Excerpts from a figure dataset:
— Start —
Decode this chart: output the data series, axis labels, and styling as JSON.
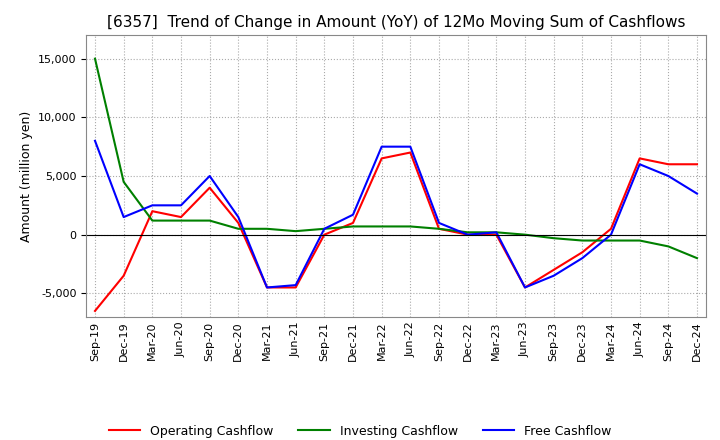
{
  "title": "[6357]  Trend of Change in Amount (YoY) of 12Mo Moving Sum of Cashflows",
  "ylabel": "Amount (million yen)",
  "x_labels": [
    "Sep-19",
    "Dec-19",
    "Mar-20",
    "Jun-20",
    "Sep-20",
    "Dec-20",
    "Mar-21",
    "Jun-21",
    "Sep-21",
    "Dec-21",
    "Mar-22",
    "Jun-22",
    "Sep-22",
    "Dec-22",
    "Mar-23",
    "Jun-23",
    "Sep-23",
    "Dec-23",
    "Mar-24",
    "Jun-24",
    "Sep-24",
    "Dec-24"
  ],
  "operating": [
    -6500,
    -3500,
    2000,
    1500,
    4000,
    1000,
    -4500,
    -4500,
    0,
    1000,
    6500,
    7000,
    500,
    0,
    0,
    -4500,
    -3000,
    -1500,
    500,
    6500,
    6000,
    6000
  ],
  "investing": [
    15000,
    4500,
    1200,
    1200,
    1200,
    500,
    500,
    300,
    500,
    700,
    700,
    700,
    500,
    200,
    200,
    0,
    -300,
    -500,
    -500,
    -500,
    -1000,
    -2000
  ],
  "free": [
    8000,
    1500,
    2500,
    2500,
    5000,
    1500,
    -4500,
    -4300,
    500,
    1700,
    7500,
    7500,
    1000,
    0,
    200,
    -4500,
    -3500,
    -2000,
    0,
    6000,
    5000,
    3500
  ],
  "ylim": [
    -7000,
    17000
  ],
  "yticks": [
    -5000,
    0,
    5000,
    10000,
    15000
  ],
  "operating_color": "#ff0000",
  "investing_color": "#008000",
  "free_color": "#0000ff",
  "bg_color": "#ffffff",
  "plot_bg_color": "#ffffff",
  "grid_color": "#aaaaaa",
  "title_fontsize": 11,
  "label_fontsize": 9,
  "tick_fontsize": 8
}
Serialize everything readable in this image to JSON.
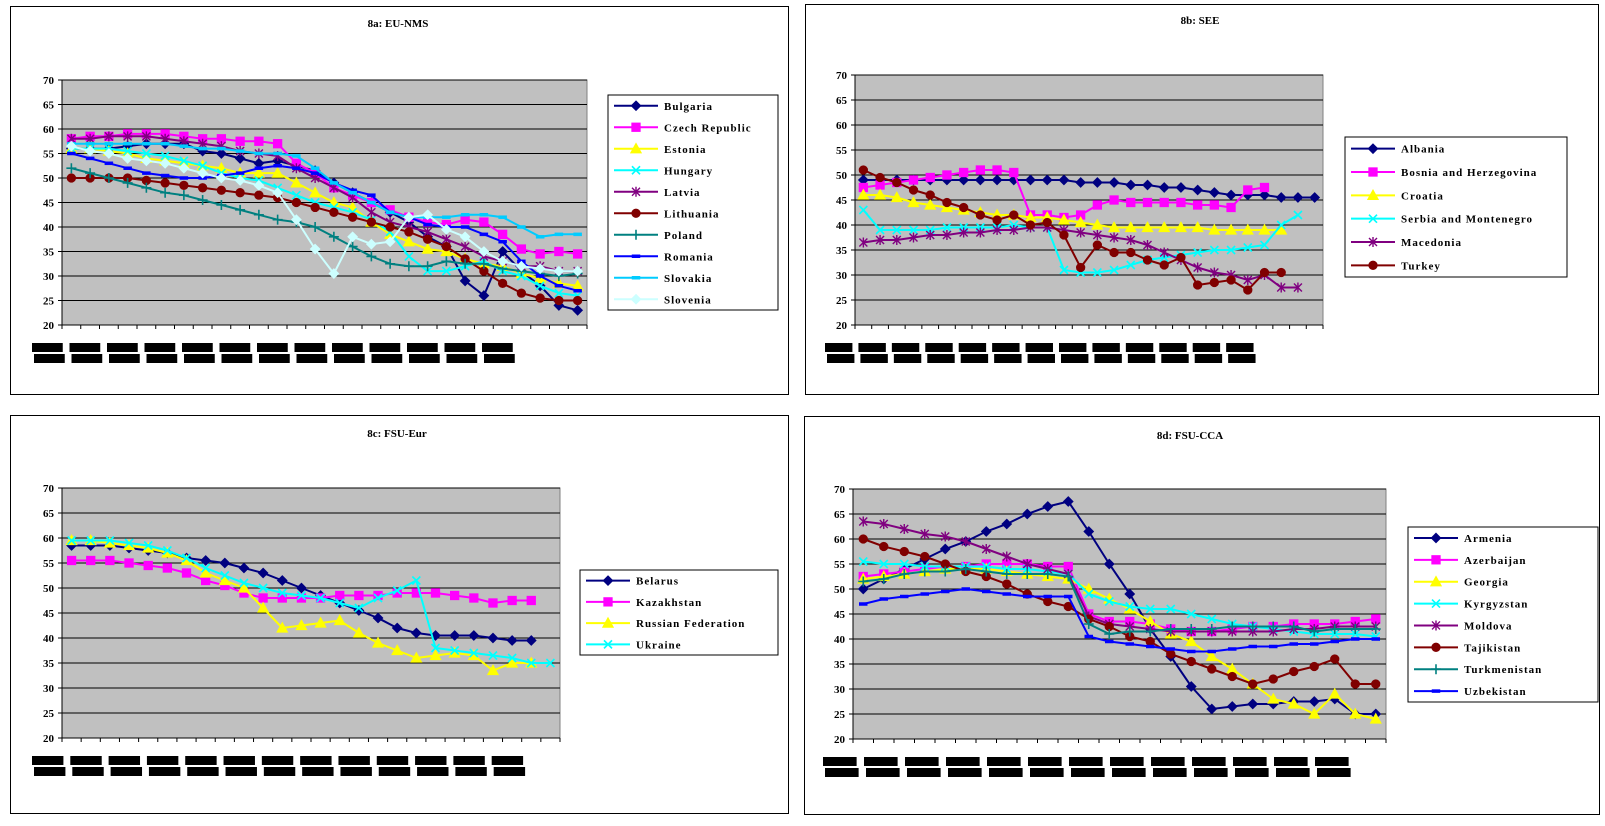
— End —
REQUEST: Repeat each entry exactly as given; no pictures belong in the copy.

EXERCISE RESULT:
Decode this chart: output the data series, axis labels, and styling as JSON.
{
  "title": "[6357]  Trend of Change in Amount (YoY) of 12Mo Moving Sum of Cashflows",
  "ylabel": "Amount (million yen)",
  "x_labels": [
    "Sep-19",
    "Dec-19",
    "Mar-20",
    "Jun-20",
    "Sep-20",
    "Dec-20",
    "Mar-21",
    "Jun-21",
    "Sep-21",
    "Dec-21",
    "Mar-22",
    "Jun-22",
    "Sep-22",
    "Dec-22",
    "Mar-23",
    "Jun-23",
    "Sep-23",
    "Dec-23",
    "Mar-24",
    "Jun-24",
    "Sep-24",
    "Dec-24"
  ],
  "operating": [
    -6500,
    -3500,
    2000,
    1500,
    4000,
    1000,
    -4500,
    -4500,
    0,
    1000,
    6500,
    7000,
    500,
    0,
    0,
    -4500,
    -3000,
    -1500,
    500,
    6500,
    6000,
    6000
  ],
  "investing": [
    15000,
    4500,
    1200,
    1200,
    1200,
    500,
    500,
    300,
    500,
    700,
    700,
    700,
    500,
    200,
    200,
    0,
    -300,
    -500,
    -500,
    -500,
    -1000,
    -2000
  ],
  "free": [
    8000,
    1500,
    2500,
    2500,
    5000,
    1500,
    -4500,
    -4300,
    500,
    1700,
    7500,
    7500,
    1000,
    0,
    200,
    -4500,
    -3500,
    -2000,
    0,
    6000,
    5000,
    3500
  ],
  "ylim": [
    -7000,
    17000
  ],
  "yticks": [
    -5000,
    0,
    5000,
    10000,
    15000
  ],
  "operating_color": "#ff0000",
  "investing_color": "#008000",
  "free_color": "#0000ff",
  "bg_color": "#ffffff",
  "plot_bg_color": "#ffffff",
  "grid_color": "#aaaaaa",
  "title_fontsize": 11,
  "label_fontsize": 9,
  "tick_fontsize": 8
}
Serialize everything readable in this image to JSON.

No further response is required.